Written problem:
All of the lines below are to be printed again exactly; images are excluded from the output.

Extracted data:

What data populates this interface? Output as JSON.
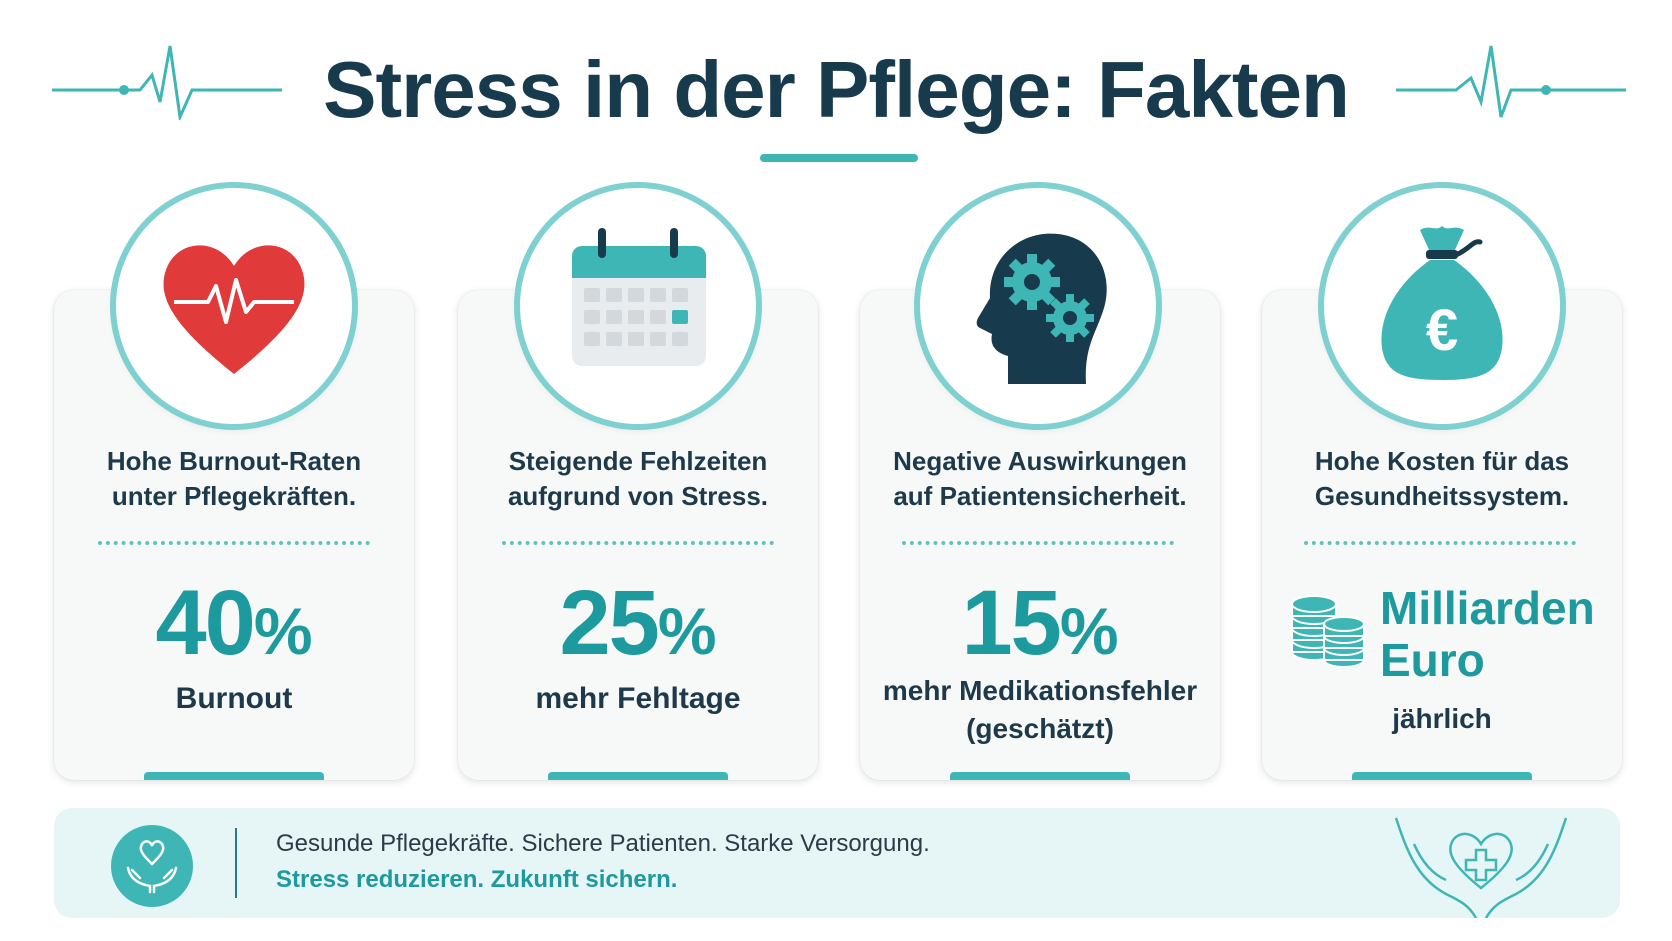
{
  "header": {
    "title": "Stress in der Pflege: Fakten"
  },
  "colors": {
    "accent": "#3fb6b6",
    "accent_dark": "#1d9a9e",
    "title": "#173a4c",
    "heart_red": "#e03a3a",
    "footer_bg": "#e6f5f5"
  },
  "cards": [
    {
      "icon": "heart-pulse-icon",
      "text_line1": "Hohe Burnout-Raten",
      "text_line2": "unter Pflegekräften.",
      "value": "40",
      "unit": "%",
      "label": "Burnout"
    },
    {
      "icon": "calendar-icon",
      "text_line1": "Steigende Fehlzeiten",
      "text_line2": "aufgrund von Stress.",
      "value": "25",
      "unit": "%",
      "label": "mehr Fehltage"
    },
    {
      "icon": "head-gears-icon",
      "text_line1": "Negative Auswirkungen",
      "text_line2": "auf Patientensicherheit.",
      "value": "15",
      "unit": "%",
      "label_line1": "mehr Medikationsfehler",
      "label_line2": "(geschätzt)"
    },
    {
      "icon": "money-bag-euro-icon",
      "text_line1": "Hohe Kosten für das",
      "text_line2": "Gesundheitssystem.",
      "value_line1": "Milliarden",
      "value_line2": "Euro",
      "label": "jährlich"
    }
  ],
  "footer": {
    "line1": "Gesunde Pflegekräfte. Sichere Patienten. Starke Versorgung.",
    "line2": "Stress reduzieren. Zukunft sichern."
  }
}
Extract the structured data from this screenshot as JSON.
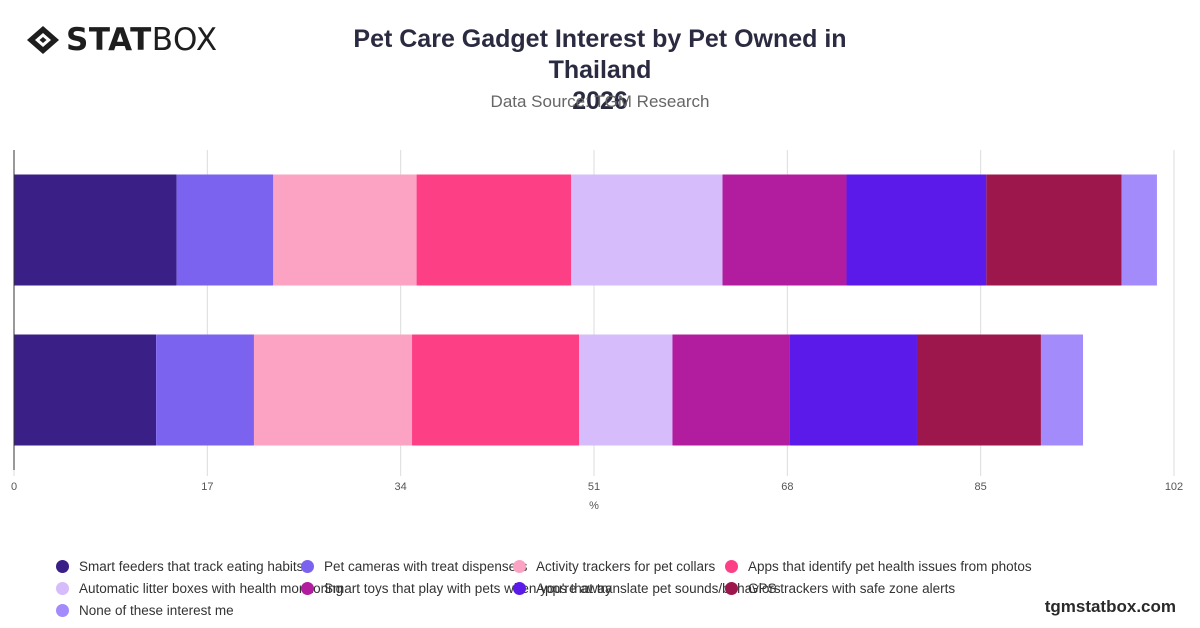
{
  "brand": {
    "logo_bold": "STAT",
    "logo_light": "BOX",
    "watermark": "tgmstatbox.com"
  },
  "header": {
    "title_line1": "Pet Care Gadget Interest by Pet Owned in Thailand",
    "title_line2": "2026",
    "subtitle": "Data Source: TGM Research"
  },
  "colors": {
    "series": [
      "#3a1f86",
      "#7b62ef",
      "#fca3c4",
      "#fd3f85",
      "#d6bcfb",
      "#b21c9e",
      "#5c1aea",
      "#9d174d",
      "#a48bfc"
    ],
    "grid": "#dcdcdc",
    "axis": "#333333"
  },
  "chart_data": {
    "type": "bar",
    "orientation": "horizontal",
    "stacked": true,
    "categories": [
      "",
      ""
    ],
    "xlabel": "%",
    "xlim": [
      0,
      102
    ],
    "xticks": [
      0,
      17,
      34,
      51,
      68,
      85,
      102
    ],
    "grid": true,
    "legend_position": "bottom",
    "series": [
      {
        "name": "Smart feeders that track eating habits",
        "values": [
          14.3,
          12.5
        ]
      },
      {
        "name": "Pet cameras with treat dispensers",
        "values": [
          8.5,
          8.6
        ]
      },
      {
        "name": "Activity trackers for pet collars",
        "values": [
          12.6,
          13.9
        ]
      },
      {
        "name": "Apps that identify pet health issues from photos",
        "values": [
          13.6,
          14.7
        ]
      },
      {
        "name": "Automatic litter boxes with health monitoring",
        "values": [
          13.3,
          8.2
        ]
      },
      {
        "name": "Smart toys that play with pets when you're away",
        "values": [
          10.9,
          10.3
        ]
      },
      {
        "name": "Apps that translate pet sounds/behaviors",
        "values": [
          12.3,
          11.2
        ]
      },
      {
        "name": "GPS trackers with safe zone alerts",
        "values": [
          11.9,
          10.9
        ]
      },
      {
        "name": "None of these interest me",
        "values": [
          3.1,
          3.7
        ]
      }
    ]
  }
}
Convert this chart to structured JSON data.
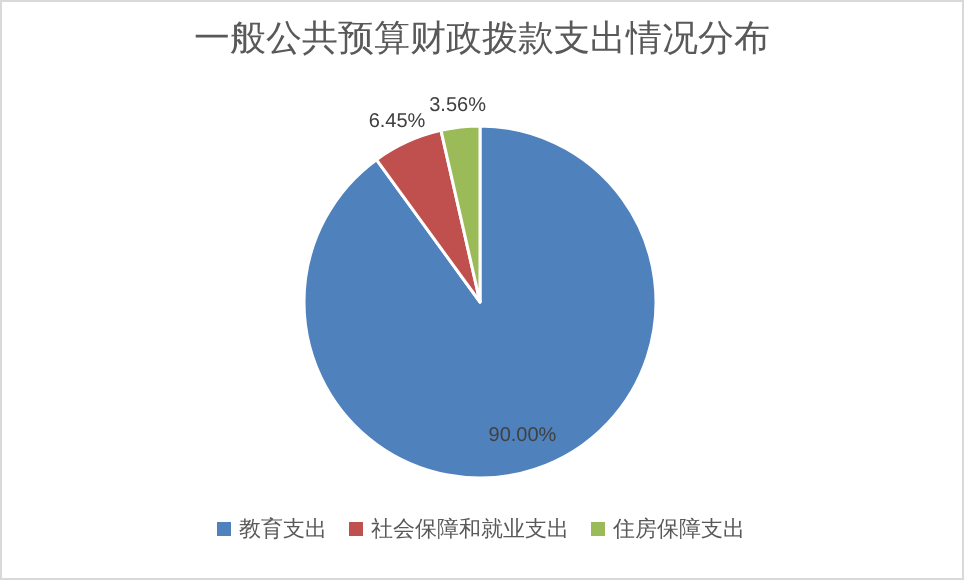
{
  "chart_data": {
    "type": "pie",
    "title": "一般公共预算财政拨款支出情况分布",
    "categories": [
      "教育支出",
      "社会保障和就业支出",
      "住房保障支出"
    ],
    "values": [
      90.0,
      6.45,
      3.56
    ],
    "colors": [
      "#4f81bd",
      "#c0504d",
      "#9bbb59"
    ],
    "value_labels": [
      "90.00%",
      "6.45%",
      "3.56%"
    ],
    "legend": "bottom"
  }
}
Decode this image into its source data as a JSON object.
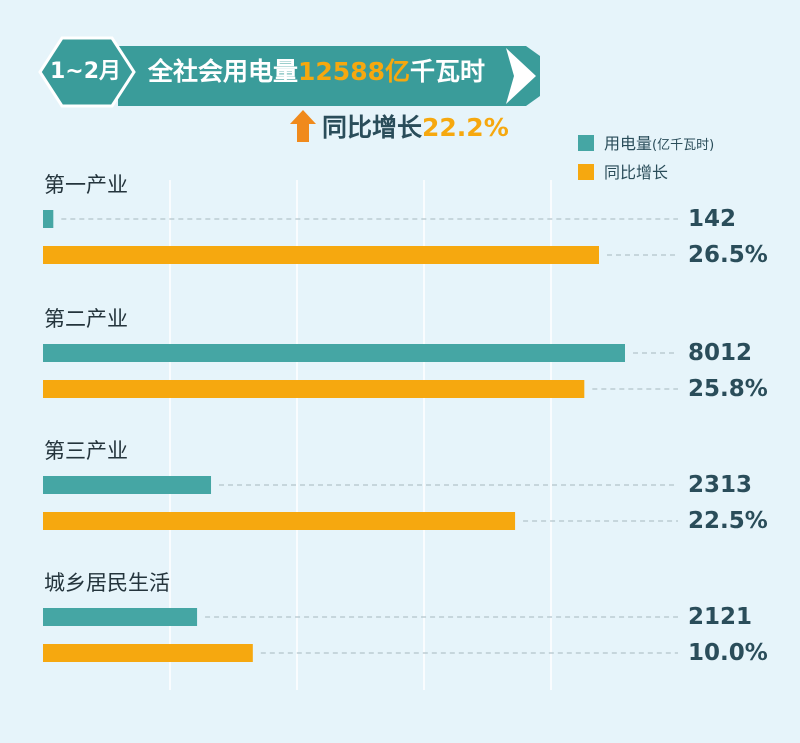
{
  "banner": {
    "period": "1~2月",
    "title_prefix": "全社会用电量",
    "title_value": "12588亿",
    "title_unit": "千瓦时"
  },
  "total_growth": {
    "label": "同比增长",
    "value": "22.2%"
  },
  "legend": {
    "usage": {
      "label": "用电量",
      "unit": "(亿千瓦时)"
    },
    "growth": {
      "label": "同比增长"
    }
  },
  "colors": {
    "usage": "#45a6a4",
    "growth": "#f6a80f",
    "banner": "#3a9c9a",
    "background": "#e6f4fa"
  },
  "chart_data": {
    "type": "bar",
    "orientation": "horizontal",
    "categories": [
      "第一产业",
      "第二产业",
      "第三产业",
      "城乡居民生活"
    ],
    "series": [
      {
        "name": "用电量",
        "unit": "亿千瓦时",
        "values": [
          142,
          8012,
          2313,
          2121
        ],
        "labels": [
          "142",
          "8012",
          "2313",
          "2121"
        ]
      },
      {
        "name": "同比增长",
        "unit": "%",
        "values": [
          26.5,
          25.8,
          22.5,
          10.0
        ],
        "labels": [
          "26.5%",
          "25.8%",
          "22.5%",
          "10.0%"
        ]
      }
    ],
    "grid": true,
    "legend_position": "top-right"
  }
}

Answer to this problem:
What data populates this interface? Output as JSON.
{
  "header": {
    "title": "Stress in der Pflege: Fakten"
  },
  "colors": {
    "accent": "#3fb6b6",
    "accent_dark": "#1d9a9e",
    "title": "#173a4c",
    "heart_red": "#e03a3a",
    "footer_bg": "#e6f5f5"
  },
  "cards": [
    {
      "icon": "heart-pulse-icon",
      "text_line1": "Hohe Burnout-Raten",
      "text_line2": "unter Pflegekräften.",
      "value": "40",
      "unit": "%",
      "label": "Burnout"
    },
    {
      "icon": "calendar-icon",
      "text_line1": "Steigende Fehlzeiten",
      "text_line2": "aufgrund von Stress.",
      "value": "25",
      "unit": "%",
      "label": "mehr Fehltage"
    },
    {
      "icon": "head-gears-icon",
      "text_line1": "Negative Auswirkungen",
      "text_line2": "auf Patientensicherheit.",
      "value": "15",
      "unit": "%",
      "label_line1": "mehr Medikationsfehler",
      "label_line2": "(geschätzt)"
    },
    {
      "icon": "money-bag-euro-icon",
      "text_line1": "Hohe Kosten für das",
      "text_line2": "Gesundheitssystem.",
      "value_line1": "Milliarden",
      "value_line2": "Euro",
      "label": "jährlich"
    }
  ],
  "footer": {
    "line1": "Gesunde Pflegekräfte. Sichere Patienten. Starke Versorgung.",
    "line2": "Stress reduzieren. Zukunft sichern."
  }
}
Extract the structured data from this screenshot as JSON.
{
  "brand": {
    "logo_bold": "STAT",
    "logo_light": "BOX",
    "watermark": "tgmstatbox.com"
  },
  "header": {
    "title_line1": "Pet Care Gadget Interest by Pet Owned in Thailand",
    "title_line2": "2026",
    "subtitle": "Data Source: TGM Research"
  },
  "colors": {
    "series": [
      "#3a1f86",
      "#7b62ef",
      "#fca3c4",
      "#fd3f85",
      "#d6bcfb",
      "#b21c9e",
      "#5c1aea",
      "#9d174d",
      "#a48bfc"
    ],
    "grid": "#dcdcdc",
    "axis": "#333333"
  },
  "chart_data": {
    "type": "bar",
    "orientation": "horizontal",
    "stacked": true,
    "categories": [
      "",
      ""
    ],
    "xlabel": "%",
    "xlim": [
      0,
      102
    ],
    "xticks": [
      0,
      17,
      34,
      51,
      68,
      85,
      102
    ],
    "grid": true,
    "legend_position": "bottom",
    "series": [
      {
        "name": "Smart feeders that track eating habits",
        "values": [
          14.3,
          12.5
        ]
      },
      {
        "name": "Pet cameras with treat dispensers",
        "values": [
          8.5,
          8.6
        ]
      },
      {
        "name": "Activity trackers for pet collars",
        "values": [
          12.6,
          13.9
        ]
      },
      {
        "name": "Apps that identify pet health issues from photos",
        "values": [
          13.6,
          14.7
        ]
      },
      {
        "name": "Automatic litter boxes with health monitoring",
        "values": [
          13.3,
          8.2
        ]
      },
      {
        "name": "Smart toys that play with pets when you're away",
        "values": [
          10.9,
          10.3
        ]
      },
      {
        "name": "Apps that translate pet sounds/behaviors",
        "values": [
          12.3,
          11.2
        ]
      },
      {
        "name": "GPS trackers with safe zone alerts",
        "values": [
          11.9,
          10.9
        ]
      },
      {
        "name": "None of these interest me",
        "values": [
          3.1,
          3.7
        ]
      }
    ]
  }
}
Convert this chart to structured JSON data.
{
  "chart_data": {
    "type": "pie",
    "title": "一般公共预算财政拨款支出情况分布",
    "categories": [
      "教育支出",
      "社会保障和就业支出",
      "住房保障支出"
    ],
    "values": [
      90.0,
      6.45,
      3.56
    ],
    "colors": [
      "#4f81bd",
      "#c0504d",
      "#9bbb59"
    ],
    "value_labels": [
      "90.00%",
      "6.45%",
      "3.56%"
    ],
    "legend": "bottom"
  }
}
Decode this image into its source data as a JSON object.
{
  "banner": {
    "period": "1~2月",
    "title_prefix": "全社会用电量",
    "title_value": "12588亿",
    "title_unit": "千瓦时"
  },
  "total_growth": {
    "label": "同比增长",
    "value": "22.2%"
  },
  "legend": {
    "usage": {
      "label": "用电量",
      "unit": "(亿千瓦时)"
    },
    "growth": {
      "label": "同比增长"
    }
  },
  "colors": {
    "usage": "#45a6a4",
    "growth": "#f6a80f",
    "banner": "#3a9c9a",
    "background": "#e6f4fa"
  },
  "chart_data": {
    "type": "bar",
    "orientation": "horizontal",
    "categories": [
      "第一产业",
      "第二产业",
      "第三产业",
      "城乡居民生活"
    ],
    "series": [
      {
        "name": "用电量",
        "unit": "亿千瓦时",
        "values": [
          142,
          8012,
          2313,
          2121
        ],
        "labels": [
          "142",
          "8012",
          "2313",
          "2121"
        ]
      },
      {
        "name": "同比增长",
        "unit": "%",
        "values": [
          26.5,
          25.8,
          22.5,
          10.0
        ],
        "labels": [
          "26.5%",
          "25.8%",
          "22.5%",
          "10.0%"
        ]
      }
    ],
    "grid": true,
    "legend_position": "top-right"
  }
}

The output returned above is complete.